*SET EXERCISE*. Return the whole listing, line for line, without the pictures in it.

*RECORD EXCERPTS*.
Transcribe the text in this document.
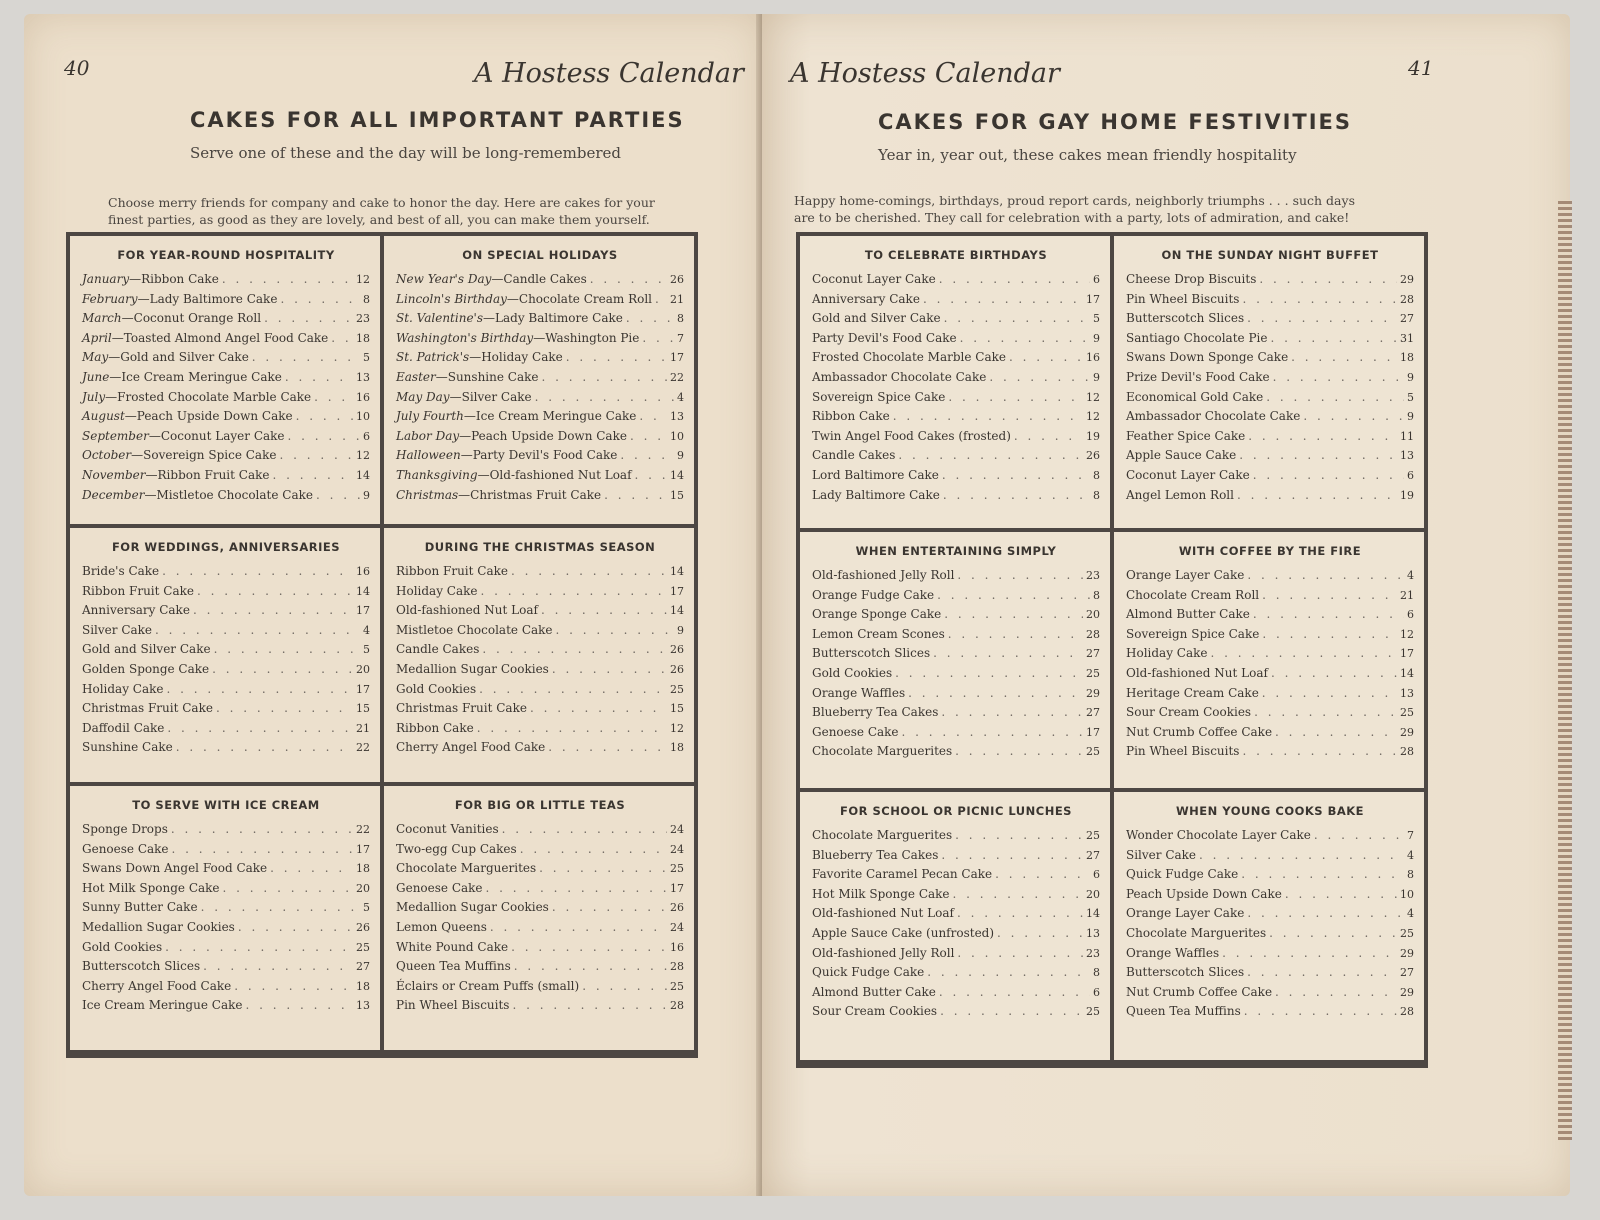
40	A Hostess Calendar
CAKES FOR ALL IMPORTANT PARTIES
Serve one of these and the day will be long-remembered
Choose merry friends for company and cake to honor the day. Here are cakes for your
finest parties, as good as they are lovely, and best of all, you can make them yourself.
FOR YEAR-ROUND HOSPITALITY
January—Ribbon Cake . . .	12
February—Lady Baltimore Cake . . .	8
March—Coconut Orange Roll . . .	23
April—Toasted Almond Angel Food Cake . . .	18
May—Gold and Silver Cake . . .	5
June—Ice Cream Meringue Cake . . .	13
July—Frosted Chocolate Marble Cake . . .	16
August—Peach Upside Down Cake . . .	10
September—Coconut Layer Cake . . .	6
October—Sovereign Spice Cake . . .	12
November—Ribbon Fruit Cake . . .	14
December—Mistletoe Chocolate Cake . . .	9
ON SPECIAL HOLIDAYS
New Year's Day—Candle Cakes . . .	26
Lincoln's Birthday—Chocolate Cream Roll . . . 21
St. Valentine's—Lady Baltimore Cake . . .	8
Washington's Birthday—Washington Pie . . .	7
St. Patrick's—Holiday Cake . . .	17
Easter—Sunshine Cake . . .	22
May Day—Silver Cake . . .	4
July Fourth—Ice Cream Meringue Cake . . .	13
Labor Day—Peach Upside Down Cake . . .	10
Halloween—Party Devil's Food Cake . . .	9
Thanksgiving—Old-fashioned Nut Loaf . . .	14
Christmas—Christmas Fruit Cake . . .	15
FOR WEDDINGS, ANNIVERSARIES
Bride's Cake . . .	16
Ribbon Fruit Cake . . .	14
Anniversary Cake . . .	17
Silver Cake . . .	4
Gold and Silver Cake . . .	5
Golden Sponge Cake . . .	20
Holiday Cake . . .	17
Christmas Fruit Cake . . .	15
Daffodil Cake . . .	21
Sunshine Cake . . .	22
DURING THE CHRISTMAS SEASON
Ribbon Fruit Cake . . .	14
Holiday Cake . . .	17
Old-fashioned Nut Loaf . . .	14
Mistletoe Chocolate Cake . . .	9
Candle Cakes . . .	26
Medallion Sugar Cookies . . .	26
Gold Cookies . . .	25
Christmas Fruit Cake . . .	15
Ribbon Cake . . .	12
Cherry Angel Food Cake . . .	18
TO SERVE WITH ICE CREAM
Sponge Drops . . .	22
Genoese Cake . . .	17
Swans Down Angel Food Cake . . .	18
Hot Milk Sponge Cake . . .	20
Sunny Butter Cake . . .	5
Medallion Sugar Cookies . . .	26
Gold Cookies . . .	25
Butterscotch Slices . . .	27
Cherry Angel Food Cake . . .	18
Ice Cream Meringue Cake . . .	13
FOR BIG OR LITTLE TEAS
Coconut Vanities . . .	24
Two-egg Cup Cakes . . .	24
Chocolate Marguerites . . .	25
Genoese Cake . . .	17
Medallion Sugar Cookies . . .	26
Lemon Queens . . .	24
White Pound Cake . . .	16
Queen Tea Muffins . . .	28
Éclairs or Cream Puffs (small) . . .	25
Pin Wheel Biscuits . . .	28
A Hostess Calendar	41
CAKES FOR GAY HOME FESTIVITIES
Year in, year out, these cakes mean friendly hospitality
Happy home-comings, birthdays, proud report cards, neighborly triumphs . . . such days
are to be cherished. They call for celebration with a party, lots of admiration, and cake!
TO CELEBRATE BIRTHDAYS
Coconut Layer Cake . . .	6
Anniversary Cake . . .	17
Gold and Silver Cake . . .	5
Party Devil's Food Cake . . .	9
Frosted Chocolate Marble Cake . . .	16
Ambassador Chocolate Cake . . .	9
Sovereign Spice Cake . . .	12
Ribbon Cake . . .	12
Twin Angel Food Cakes (frosted) . . .	19
Candle Cakes . . .	26
Lord Baltimore Cake . . .	8
Lady Baltimore Cake . . .	8
ON THE SUNDAY NIGHT BUFFET
Cheese Drop Biscuits . . .	29
Pin Wheel Biscuits . . .	28
Butterscotch Slices . . .	27
Santiago Chocolate Pie . . .	31
Swans Down Sponge Cake . . .	18
Prize Devil's Food Cake . . .	9
Economical Gold Cake . . .	5
Ambassador Chocolate Cake . . .	9
Feather Spice Cake . . .	11
Apple Sauce Cake . . .	13
Coconut Layer Cake . . .	6
Angel Lemon Roll . . .	19
WHEN ENTERTAINING SIMPLY
Old-fashioned Jelly Roll . . .	23
Orange Fudge Cake . . .	8
Orange Sponge Cake . . .	20
Lemon Cream Scones . . .	28
Butterscotch Slices . . .	27
Gold Cookies . . .	25
Orange Waffles . . .	29
Blueberry Tea Cakes . . .	27
Genoese Cake . . .	17
Chocolate Marguerites . . .	25
WITH COFFEE BY THE FIRE
Orange Layer Cake . . .	4
Chocolate Cream Roll . . .	21
Almond Butter Cake . . .	6
Sovereign Spice Cake . . .	12
Holiday Cake . . .	17
Old-fashioned Nut Loaf . . .	14
Heritage Cream Cake . . .	13
Sour Cream Cookies . . .	25
Nut Crumb Coffee Cake . . .	29
Pin Wheel Biscuits . . .	28
FOR SCHOOL OR PICNIC LUNCHES
Chocolate Marguerites . . .	25
Blueberry Tea Cakes . . .	27
Favorite Caramel Pecan Cake . . .	6
Hot Milk Sponge Cake . . .	20
Old-fashioned Nut Loaf . . .	14
Apple Sauce Cake (unfrosted) . . .	13
Old-fashioned Jelly Roll . . .	23
Quick Fudge Cake . . .	8
Almond Butter Cake . . .	6
Sour Cream Cookies . . .	25
WHEN YOUNG COOKS BAKE
Wonder Chocolate Layer Cake . . .	7
Silver Cake . . .	4
Quick Fudge Cake . . .	8
Peach Upside Down Cake . . .	10
Orange Layer Cake . . .	4
Chocolate Marguerites . . .	25
Orange Waffles . . .	29
Butterscotch Slices . . .	27
Nut Crumb Coffee Cake . . .	29
Queen Tea Muffins . . .	28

*RESPONSE TO THE EXERCISE*.
Transcribe the text in this document.
40	A Hostess Calendar
CAKES FOR ALL IMPORTANT PARTIES
Serve one of these and the day will be long-remembered
Choose merry friends for company and cake to honor the day. Here are cakes for your
finest parties, as good as they are lovely, and best of all, you can make them yourself.
FOR YEAR-ROUND HOSPITALITY
January—Ribbon Cake . . .	12
February—Lady Baltimore Cake . . .	8
March—Coconut Orange Roll . . .	23
April—Toasted Almond Angel Food Cake . . .	18
May—Gold and Silver Cake . . .	5
June—Ice Cream Meringue Cake . . .	13
July—Frosted Chocolate Marble Cake . . .	16
August—Peach Upside Down Cake . . .	10
September—Coconut Layer Cake . . .	6
October—Sovereign Spice Cake . . .	12
November—Ribbon Fruit Cake . . .	14
December—Mistletoe Chocolate Cake . . .	9
ON SPECIAL HOLIDAYS
New Year's Day—Candle Cakes . . .	26
Lincoln's Birthday—Chocolate Cream Roll . . . 21
St. Valentine's—Lady Baltimore Cake . . .	8
Washington's Birthday—Washington Pie . . .	7
St. Patrick's—Holiday Cake . . .	17
Easter—Sunshine Cake . . .	22
May Day—Silver Cake . . .	4
July Fourth—Ice Cream Meringue Cake . . .	13
Labor Day—Peach Upside Down Cake . . .	10
Halloween—Party Devil's Food Cake . . .	9
Thanksgiving—Old-fashioned Nut Loaf . . .	14
Christmas—Christmas Fruit Cake . . .	15
FOR WEDDINGS, ANNIVERSARIES
Bride's Cake . . .	16
Ribbon Fruit Cake . . .	14
Anniversary Cake . . .	17
Silver Cake . . .	4
Gold and Silver Cake . . .	5
Golden Sponge Cake . . .	20
Holiday Cake . . .	17
Christmas Fruit Cake . . .	15
Daffodil Cake . . .	21
Sunshine Cake . . .	22
DURING THE CHRISTMAS SEASON
Ribbon Fruit Cake . . .	14
Holiday Cake . . .	17
Old-fashioned Nut Loaf . . .	14
Mistletoe Chocolate Cake . . .	9
Candle Cakes . . .	26
Medallion Sugar Cookies . . .	26
Gold Cookies . . .	25
Christmas Fruit Cake . . .	15
Ribbon Cake . . .	12
Cherry Angel Food Cake . . .	18
TO SERVE WITH ICE CREAM
Sponge Drops . . .	22
Genoese Cake . . .	17
Swans Down Angel Food Cake . . .	18
Hot Milk Sponge Cake . . .	20
Sunny Butter Cake . . .	5
Medallion Sugar Cookies . . .	26
Gold Cookies . . .	25
Butterscotch Slices . . .	27
Cherry Angel Food Cake . . .	18
Ice Cream Meringue Cake . . .	13
FOR BIG OR LITTLE TEAS
Coconut Vanities . . .	24
Two-egg Cup Cakes . . .	24
Chocolate Marguerites . . .	25
Genoese Cake . . .	17
Medallion Sugar Cookies . . .	26
Lemon Queens . . .	24
White Pound Cake . . .	16
Queen Tea Muffins . . .	28
Éclairs or Cream Puffs (small) . . .	25
Pin Wheel Biscuits . . .	28
A Hostess Calendar	41
CAKES FOR GAY HOME FESTIVITIES
Year in, year out, these cakes mean friendly hospitality
Happy home-comings, birthdays, proud report cards, neighborly triumphs . . . such days
are to be cherished. They call for celebration with a party, lots of admiration, and cake!
TO CELEBRATE BIRTHDAYS
Coconut Layer Cake . . .	6
Anniversary Cake . . .	17
Gold and Silver Cake . . .	5
Party Devil's Food Cake . . .	9
Frosted Chocolate Marble Cake . . .	16
Ambassador Chocolate Cake . . .	9
Sovereign Spice Cake . . .	12
Ribbon Cake . . .	12
Twin Angel Food Cakes (frosted) . . .	19
Candle Cakes . . .	26
Lord Baltimore Cake . . .	8
Lady Baltimore Cake . . .	8
ON THE SUNDAY NIGHT BUFFET
Cheese Drop Biscuits . . .	29
Pin Wheel Biscuits . . .	28
Butterscotch Slices . . .	27
Santiago Chocolate Pie . . .	31
Swans Down Sponge Cake . . .	18
Prize Devil's Food Cake . . .	9
Economical Gold Cake . . .	5
Ambassador Chocolate Cake . . .	9
Feather Spice Cake . . .	11
Apple Sauce Cake . . .	13
Coconut Layer Cake . . .	6
Angel Lemon Roll . . .	19
WHEN ENTERTAINING SIMPLY
Old-fashioned Jelly Roll . . .	23
Orange Fudge Cake . . .	8
Orange Sponge Cake . . .	20
Lemon Cream Scones . . .	28
Butterscotch Slices . . .	27
Gold Cookies . . .	25
Orange Waffles . . .	29
Blueberry Tea Cakes . . .	27
Genoese Cake . . .	17
Chocolate Marguerites . . .	25
WITH COFFEE BY THE FIRE
Orange Layer Cake . . .	4
Chocolate Cream Roll . . .	21
Almond Butter Cake . . .	6
Sovereign Spice Cake . . .	12
Holiday Cake . . .	17
Old-fashioned Nut Loaf . . .	14
Heritage Cream Cake . . .	13
Sour Cream Cookies . . .	25
Nut Crumb Coffee Cake . . .	29
Pin Wheel Biscuits . . .	28
FOR SCHOOL OR PICNIC LUNCHES
Chocolate Marguerites . . .	25
Blueberry Tea Cakes . . .	27
Favorite Caramel Pecan Cake . . .	6
Hot Milk Sponge Cake . . .	20
Old-fashioned Nut Loaf . . .	14
Apple Sauce Cake (unfrosted) . . .	13
Old-fashioned Jelly Roll . . .	23
Quick Fudge Cake . . .	8
Almond Butter Cake . . .	6
Sour Cream Cookies . . .	25
WHEN YOUNG COOKS BAKE
Wonder Chocolate Layer Cake . . .	7
Silver Cake . . .	4
Quick Fudge Cake . . .	8
Peach Upside Down Cake . . .	10
Orange Layer Cake . . .	4
Chocolate Marguerites . . .	25
Orange Waffles . . .	29
Butterscotch Slices . . .	27
Nut Crumb Coffee Cake . . .	29
Queen Tea Muffins . . .	28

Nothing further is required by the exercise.